:: Exercise aim ::
Go through the data below and copy it exactly, skipping every picture.

Stored data:
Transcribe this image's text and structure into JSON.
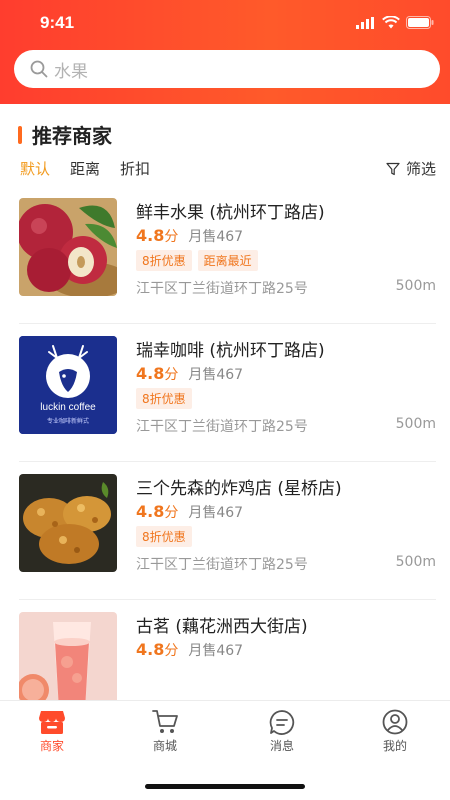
{
  "status": {
    "time": "9:41"
  },
  "search": {
    "text": "水果"
  },
  "section": {
    "title": "推荐商家"
  },
  "filters": {
    "items": [
      "默认",
      "距离",
      "折扣"
    ],
    "active_index": 0,
    "right_label": "筛选"
  },
  "shops": [
    {
      "name": "鲜丰水果 (杭州环丁路店)",
      "rating": "4.8",
      "rating_unit": "分",
      "sold": "月售467",
      "tags": [
        "8折优惠",
        "距离最近"
      ],
      "address": "江干区丁兰街道环丁路25号",
      "distance": "500m",
      "image": "apple-fruit-photo"
    },
    {
      "name": "瑞幸咖啡 (杭州环丁路店)",
      "rating": "4.8",
      "rating_unit": "分",
      "sold": "月售467",
      "tags": [
        "8折优惠"
      ],
      "address": "江干区丁兰街道环丁路25号",
      "distance": "500m",
      "image": "luckin-coffee-logo",
      "logo_text": "luckin coffee",
      "logo_sub": "专业咖啡新鲜式"
    },
    {
      "name": "三个先森的炸鸡店 (星桥店)",
      "rating": "4.8",
      "rating_unit": "分",
      "sold": "月售467",
      "tags": [
        "8折优惠"
      ],
      "address": "江干区丁兰街道环丁路25号",
      "distance": "500m",
      "image": "fried-chicken-photo"
    },
    {
      "name": "古茗 (藕花洲西大街店)",
      "rating": "4.8",
      "rating_unit": "分",
      "sold": "月售467",
      "tags": [],
      "address": "",
      "distance": "",
      "image": "grapefruit-tea-photo"
    }
  ],
  "tabbar": {
    "items": [
      {
        "label": "商家",
        "icon": "shop-icon",
        "active": true
      },
      {
        "label": "商城",
        "icon": "cart-icon",
        "active": false
      },
      {
        "label": "消息",
        "icon": "message-icon",
        "active": false
      },
      {
        "label": "我的",
        "icon": "user-icon",
        "active": false
      }
    ]
  },
  "colors": {
    "brand": "#ff4b2b",
    "accent": "#f0761e",
    "filter_active": "#f29b1f"
  }
}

:: Solution for this exercise ::
Transcribe this image's text and structure into JSON.
{
  "status": {
    "time": "9:41"
  },
  "search": {
    "text": "水果"
  },
  "section": {
    "title": "推荐商家"
  },
  "filters": {
    "items": [
      "默认",
      "距离",
      "折扣"
    ],
    "active_index": 0,
    "right_label": "筛选"
  },
  "shops": [
    {
      "name": "鲜丰水果 (杭州环丁路店)",
      "rating": "4.8",
      "rating_unit": "分",
      "sold": "月售467",
      "tags": [
        "8折优惠",
        "距离最近"
      ],
      "address": "江干区丁兰街道环丁路25号",
      "distance": "500m",
      "image": "apple-fruit-photo"
    },
    {
      "name": "瑞幸咖啡 (杭州环丁路店)",
      "rating": "4.8",
      "rating_unit": "分",
      "sold": "月售467",
      "tags": [
        "8折优惠"
      ],
      "address": "江干区丁兰街道环丁路25号",
      "distance": "500m",
      "image": "luckin-coffee-logo",
      "logo_text": "luckin coffee",
      "logo_sub": "专业咖啡新鲜式"
    },
    {
      "name": "三个先森的炸鸡店 (星桥店)",
      "rating": "4.8",
      "rating_unit": "分",
      "sold": "月售467",
      "tags": [
        "8折优惠"
      ],
      "address": "江干区丁兰街道环丁路25号",
      "distance": "500m",
      "image": "fried-chicken-photo"
    },
    {
      "name": "古茗 (藕花洲西大街店)",
      "rating": "4.8",
      "rating_unit": "分",
      "sold": "月售467",
      "tags": [],
      "address": "",
      "distance": "",
      "image": "grapefruit-tea-photo"
    }
  ],
  "tabbar": {
    "items": [
      {
        "label": "商家",
        "icon": "shop-icon",
        "active": true
      },
      {
        "label": "商城",
        "icon": "cart-icon",
        "active": false
      },
      {
        "label": "消息",
        "icon": "message-icon",
        "active": false
      },
      {
        "label": "我的",
        "icon": "user-icon",
        "active": false
      }
    ]
  },
  "colors": {
    "brand": "#ff4b2b",
    "accent": "#f0761e",
    "filter_active": "#f29b1f"
  }
}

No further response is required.